— Start of RECORD EXTRACTS —

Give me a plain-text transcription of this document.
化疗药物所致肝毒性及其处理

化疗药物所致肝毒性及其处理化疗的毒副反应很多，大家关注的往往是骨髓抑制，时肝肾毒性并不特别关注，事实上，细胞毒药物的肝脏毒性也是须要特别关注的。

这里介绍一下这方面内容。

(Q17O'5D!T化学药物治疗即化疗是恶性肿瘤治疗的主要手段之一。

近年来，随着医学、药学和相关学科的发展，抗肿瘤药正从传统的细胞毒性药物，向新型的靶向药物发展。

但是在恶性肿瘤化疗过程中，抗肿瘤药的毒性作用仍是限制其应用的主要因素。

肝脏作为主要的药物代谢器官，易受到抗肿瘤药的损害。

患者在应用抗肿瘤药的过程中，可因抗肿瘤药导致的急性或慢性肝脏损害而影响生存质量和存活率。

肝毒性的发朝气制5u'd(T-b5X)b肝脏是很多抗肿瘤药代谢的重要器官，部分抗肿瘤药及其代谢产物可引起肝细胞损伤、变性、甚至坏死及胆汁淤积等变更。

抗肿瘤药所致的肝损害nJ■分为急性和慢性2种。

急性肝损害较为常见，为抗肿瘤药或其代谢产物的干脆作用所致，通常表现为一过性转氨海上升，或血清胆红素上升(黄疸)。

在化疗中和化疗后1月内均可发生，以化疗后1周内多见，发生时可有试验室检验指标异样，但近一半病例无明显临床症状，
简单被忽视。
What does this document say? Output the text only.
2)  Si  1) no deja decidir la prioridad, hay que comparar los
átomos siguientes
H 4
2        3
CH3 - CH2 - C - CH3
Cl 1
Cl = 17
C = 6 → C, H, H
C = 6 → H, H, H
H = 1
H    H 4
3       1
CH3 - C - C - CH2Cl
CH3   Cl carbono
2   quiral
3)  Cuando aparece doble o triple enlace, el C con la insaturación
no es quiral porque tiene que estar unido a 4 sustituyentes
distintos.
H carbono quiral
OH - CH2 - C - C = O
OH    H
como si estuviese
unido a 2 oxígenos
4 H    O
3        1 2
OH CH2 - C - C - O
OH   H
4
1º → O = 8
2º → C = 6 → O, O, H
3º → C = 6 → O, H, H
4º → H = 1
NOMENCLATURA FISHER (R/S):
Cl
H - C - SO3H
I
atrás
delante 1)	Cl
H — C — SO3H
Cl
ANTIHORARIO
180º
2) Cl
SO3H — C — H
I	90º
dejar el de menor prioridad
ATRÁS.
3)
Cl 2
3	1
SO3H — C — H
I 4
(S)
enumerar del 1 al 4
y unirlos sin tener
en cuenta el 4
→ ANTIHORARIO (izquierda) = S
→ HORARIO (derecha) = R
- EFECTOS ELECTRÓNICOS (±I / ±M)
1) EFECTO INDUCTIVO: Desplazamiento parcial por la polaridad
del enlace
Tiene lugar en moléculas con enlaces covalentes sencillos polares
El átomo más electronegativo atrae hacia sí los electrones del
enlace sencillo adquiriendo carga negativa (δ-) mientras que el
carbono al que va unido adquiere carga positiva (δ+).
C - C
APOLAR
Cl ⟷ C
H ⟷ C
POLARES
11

— End of RECORD EXTRACTS —

* _REQUIRED TASK_:
Output each entry precisely as given.

* _EXERCISE RESPONSE_:
Give me a plain-text transcription of this document.
化疗药物所致肝毒性及其处理

化疗药物所致肝毒性及其处理化疗的毒副反应很多，大家关注的往往是骨髓抑制，时肝肾毒性并不特别关注，事实上，细胞毒药物的肝脏毒性也是须要特别关注的。

这里介绍一下这方面内容。

(Q17O'5D!T化学药物治疗即化疗是恶性肿瘤治疗的主要手段之一。

近年来，随着医学、药学和相关学科的发展，抗肿瘤药正从传统的细胞毒性药物，向新型的靶向药物发展。

但是在恶性肿瘤化疗过程中，抗肿瘤药的毒性作用仍是限制其应用的主要因素。

肝脏作为主要的药物代谢器官，易受到抗肿瘤药的损害。

患者在应用抗肿瘤药的过程中，可因抗肿瘤药导致的急性或慢性肝脏损害而影响生存质量和存活率。

肝毒性的发朝气制5u'd(T-b5X)b肝脏是很多抗肿瘤药代谢的重要器官，部分抗肿瘤药及其代谢产物可引起肝细胞损伤、变性、甚至坏死及胆汁淤积等变更。

抗肿瘤药所致的肝损害nJ■分为急性和慢性2种。

急性肝损害较为常见，为抗肿瘤药或其代谢产物的干脆作用所致，通常表现为一过性转氨海上升，或血清胆红素上升(黄疸)。

在化疗中和化疗后1月内均可发生，以化疗后1周内多见，发生时可有试验室检验指标异样，但近一半病例无明显临床症状，
简单被忽视。
What does this document say? Output the text only.
2)  Si  1) no deja decidir la prioridad, hay que comparar los
átomos siguientes
H 4
2        3
CH3 - CH2 - C - CH3
Cl 1
Cl = 17
C = 6 → C, H, H
C = 6 → H, H, H
H = 1
H    H 4
3       1
CH3 - C - C - CH2Cl
CH3   Cl carbono
2   quiral
3)  Cuando aparece doble o triple enlace, el C con la insaturación
no es quiral porque tiene que estar unido a 4 sustituyentes
distintos.
H carbono quiral
OH - CH2 - C - C = O
OH    H
como si estuviese
unido a 2 oxígenos
4 H    O
3        1 2
OH CH2 - C - C - O
OH   H
4
1º → O = 8
2º → C = 6 → O, O, H
3º → C = 6 → O, H, H
4º → H = 1
NOMENCLATURA FISHER (R/S):
Cl
H - C - SO3H
I
atrás
delante 1)	Cl
H — C — SO3H
Cl
ANTIHORARIO
180º
2) Cl
SO3H — C — H
I	90º
dejar el de menor prioridad
ATRÁS.
3)
Cl 2
3	1
SO3H — C — H
I 4
(S)
enumerar del 1 al 4
y unirlos sin tener
en cuenta el 4
→ ANTIHORARIO (izquierda) = S
→ HORARIO (derecha) = R
- EFECTOS ELECTRÓNICOS (±I / ±M)
1) EFECTO INDUCTIVO: Desplazamiento parcial por la polaridad
del enlace
Tiene lugar en moléculas con enlaces covalentes sencillos polares
El átomo más electronegativo atrae hacia sí los electrones del
enlace sencillo adquiriendo carga negativa (δ-) mientras que el
carbono al que va unido adquiere carga positiva (δ+).
C - C
APOLAR
Cl ⟷ C
H ⟷ C
POLARES
11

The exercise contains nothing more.